_Exercise requirements_.
a) List the subheadings that divide the blog post titled "Seen, heard, noted."
b) Carry on the blog posts past their final line, extending the Thomas L. Friedman excerpt that closes them.

_Passage provided_.
Saturday, November 13, 2004

 
Still living and breathing.

Started a temp job--mind-numbing data entry--on Tuesday, which necessitates that I avoid computers after work hours or go insane. Hence the lack of bloggage.

Weekend's here and once I get an application or two off (more on that later), we'll see if I can sit still long enough to catch up.

Hope you are all well!

Saturday, November 06, 2004

 
Seen, heard, noted

In San Francisco
A man blowing a big bubble with gum the same pink as his shirt. A man with an "I voted" sticker on his nose. Lots of dogs being walked. An excited young man stopped in front of the restaurant window where we were eating and held up a sign that said "Justice for Same Sex Couples" before jumping and running off down the street. 5 guys with dreadlocks (almost as if I were back in Central Market!). 2 transsexuals on the train (almost as if I were back in Central Market!).

In the airport
I tried to identify The Enemy in the Denver airport. Afterall, I am curious to know who all those people who voted for Bush are...

That guy in a cowboy hat, likely. Then I saw his carry-on: a manly version of a hatbox, with a cross and his name painted on the side. For sure. That woman with the big bangs, who reminded me of my third grade teacher (but at least that was the 80s). That other woman with the big hair, flipping through a magazine with lots of pictures. That guy with a cowboy hat. And that one.

What is with this country? So many cowboy hats and so much big hair?!

My team? The young black man. The student listening to his headphones and reading Adbusters.

....

And then it became difficult to distinguish. That's the scary part: they blend in, for the most part.

On the airplane
The man had a bible in his briefcase. Definitely One of Them. His wife, sitting next to me, then confirmed the matter. 8 kids. Found son's truck by his Bush-Cheney sticker (in liberal Iowa City, it would definitely have been in the minority).

After she learned that I had been researching Islamic economics in Malaysia on a Fulbright, she asked me: "So do you have respect for that religion?"

I said, yes, I do. I have a lot of friends who are Muslim.

She then promptly told me that she thinks there are extremists in every religion.

It's a positive that she recognizes and admits that.

On another flight
The red-haired, big-busomed middle-aged stewardess asked me what I was reading: The Problem from Hell, America and the Age of Genocide. Then she told me she liked reading and had recently bought two books on the Middle East. Saudi Arabia and Persia--that's Iran, she said. About how the women are treated.

Oh brother, I hope it isn't one of those "all Muslim women are oppressed" books...But at least she's reading. It's just a matter of with what she is educating herself.

On the blog
I had referred you all to a blog I liked (www.kathrynjane.blogspot.com) and found witty. She's apparently one of them! Even went canvassing in PA! That was a surprise. And I so thought I would have liked her. CHECK THE COMMENT. LOOKS LIKE I MISREAD HER POST AND SHE WAS KIND ENOUGH TO SET ME STRAIGHT. YOU DON'T HAVE TO BOYCOTT HER BLOG!

On us versus them
My sister told me to be more tolerant and not hate everyone who is Republican or religious. I don't...not really....

Though it's tempting...

Friday, November 05, 2004

 
Variations on the Theme

Two Nations Under God
By THOMAS L. FRIEDMAN

Excerpts from the Nov. 4th New York Times

Why did I wake up feeling deeply troubled yesterday?

_Information provided_.
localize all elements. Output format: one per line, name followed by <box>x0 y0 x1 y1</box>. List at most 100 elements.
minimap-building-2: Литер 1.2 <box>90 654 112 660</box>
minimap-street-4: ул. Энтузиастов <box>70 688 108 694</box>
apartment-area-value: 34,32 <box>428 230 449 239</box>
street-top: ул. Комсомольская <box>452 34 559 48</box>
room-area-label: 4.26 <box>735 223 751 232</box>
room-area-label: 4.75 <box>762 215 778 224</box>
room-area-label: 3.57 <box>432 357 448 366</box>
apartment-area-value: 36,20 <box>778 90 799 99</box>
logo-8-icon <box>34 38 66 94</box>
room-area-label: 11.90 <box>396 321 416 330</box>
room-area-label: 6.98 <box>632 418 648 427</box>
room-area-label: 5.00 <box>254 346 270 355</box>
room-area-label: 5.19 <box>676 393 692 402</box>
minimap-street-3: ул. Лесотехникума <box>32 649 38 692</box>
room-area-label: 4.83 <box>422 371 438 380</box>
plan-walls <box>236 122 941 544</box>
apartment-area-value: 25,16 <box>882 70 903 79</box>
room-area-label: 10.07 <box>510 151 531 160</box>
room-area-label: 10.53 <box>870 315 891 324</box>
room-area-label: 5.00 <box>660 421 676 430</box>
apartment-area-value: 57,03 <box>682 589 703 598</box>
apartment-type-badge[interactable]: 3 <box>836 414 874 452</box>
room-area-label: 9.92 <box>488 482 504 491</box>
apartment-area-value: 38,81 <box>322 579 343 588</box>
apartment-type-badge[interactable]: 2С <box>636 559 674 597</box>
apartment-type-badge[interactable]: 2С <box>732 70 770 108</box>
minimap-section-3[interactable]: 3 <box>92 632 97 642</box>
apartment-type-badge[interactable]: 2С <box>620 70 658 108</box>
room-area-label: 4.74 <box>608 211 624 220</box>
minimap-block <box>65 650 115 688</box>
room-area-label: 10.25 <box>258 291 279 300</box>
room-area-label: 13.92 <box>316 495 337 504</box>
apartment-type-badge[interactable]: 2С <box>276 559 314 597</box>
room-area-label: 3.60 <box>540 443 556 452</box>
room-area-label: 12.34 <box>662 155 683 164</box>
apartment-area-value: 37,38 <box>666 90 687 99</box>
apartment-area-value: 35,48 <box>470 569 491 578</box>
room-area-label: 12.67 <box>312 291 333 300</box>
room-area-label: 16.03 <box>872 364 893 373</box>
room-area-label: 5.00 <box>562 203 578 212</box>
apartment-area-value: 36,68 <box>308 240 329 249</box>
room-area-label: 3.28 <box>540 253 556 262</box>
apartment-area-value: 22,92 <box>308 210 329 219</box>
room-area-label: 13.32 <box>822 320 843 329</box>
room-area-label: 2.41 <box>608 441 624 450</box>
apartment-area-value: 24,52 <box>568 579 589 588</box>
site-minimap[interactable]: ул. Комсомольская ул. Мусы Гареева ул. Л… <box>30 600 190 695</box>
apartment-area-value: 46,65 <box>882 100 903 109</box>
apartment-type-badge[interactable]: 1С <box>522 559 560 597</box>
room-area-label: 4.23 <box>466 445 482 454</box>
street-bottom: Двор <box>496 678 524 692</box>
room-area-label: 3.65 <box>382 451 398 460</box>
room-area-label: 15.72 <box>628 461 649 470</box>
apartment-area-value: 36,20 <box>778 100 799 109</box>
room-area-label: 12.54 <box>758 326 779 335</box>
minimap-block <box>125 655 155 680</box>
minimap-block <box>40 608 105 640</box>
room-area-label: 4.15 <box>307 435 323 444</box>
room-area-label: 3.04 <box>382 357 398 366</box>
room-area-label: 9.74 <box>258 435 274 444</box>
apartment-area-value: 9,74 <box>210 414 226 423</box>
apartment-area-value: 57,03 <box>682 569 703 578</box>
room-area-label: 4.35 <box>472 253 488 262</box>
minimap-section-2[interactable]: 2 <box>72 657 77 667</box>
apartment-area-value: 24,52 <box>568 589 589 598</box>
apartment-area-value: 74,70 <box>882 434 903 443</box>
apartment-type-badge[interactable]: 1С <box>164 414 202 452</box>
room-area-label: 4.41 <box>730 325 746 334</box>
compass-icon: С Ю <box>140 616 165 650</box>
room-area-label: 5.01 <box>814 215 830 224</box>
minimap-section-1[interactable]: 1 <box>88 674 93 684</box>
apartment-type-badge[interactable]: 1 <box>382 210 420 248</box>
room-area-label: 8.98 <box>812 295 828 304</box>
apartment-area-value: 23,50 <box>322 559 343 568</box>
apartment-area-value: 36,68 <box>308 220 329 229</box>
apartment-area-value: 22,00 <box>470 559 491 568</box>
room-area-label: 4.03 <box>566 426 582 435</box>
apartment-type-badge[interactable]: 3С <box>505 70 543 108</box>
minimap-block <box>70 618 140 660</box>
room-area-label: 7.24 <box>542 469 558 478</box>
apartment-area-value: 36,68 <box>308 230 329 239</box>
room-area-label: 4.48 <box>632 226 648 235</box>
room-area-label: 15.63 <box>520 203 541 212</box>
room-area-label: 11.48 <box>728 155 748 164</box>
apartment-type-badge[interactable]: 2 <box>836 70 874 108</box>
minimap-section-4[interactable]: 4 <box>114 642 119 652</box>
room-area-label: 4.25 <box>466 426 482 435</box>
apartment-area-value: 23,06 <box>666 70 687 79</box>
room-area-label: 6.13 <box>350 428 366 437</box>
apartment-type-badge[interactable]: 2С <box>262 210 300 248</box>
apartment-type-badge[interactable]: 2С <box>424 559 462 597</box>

_Answers to each task_.
a)
In San Francisco
In the airport
On the airplane
On another flight
On the blog
On us versus them

b)
...what troubled me yesterday was my feeling that this election was tipped because of an outpouring of support for George Bush by people who don't just favor different policies than I do - they favor a whole different kind of America. We don't just disagree on what America should be doing; we disagree on what America is.

Is it a country that does not intrude into people's sexual preferences and the marriage unions they want to make? Is it a country that allows a woman to have control over her body? Is it a country where the line between church and state bequeathed to us by our Founding Fathers should be inviolate? Is it a country where religion doesn't trump science? And, most important, is it a country whose president mobilizes its deep moral energies to unite us - instead of dividing us from one another and from the world?

...Despite an utterly incompetent war performance in Iraq and a stagnant economy, Mr. Bush held onto the same basic core of states that he won four years ago - as if nothing had happened. It seemed as if people were not voting on his performance. It seemed as if they were voting for what team they were on.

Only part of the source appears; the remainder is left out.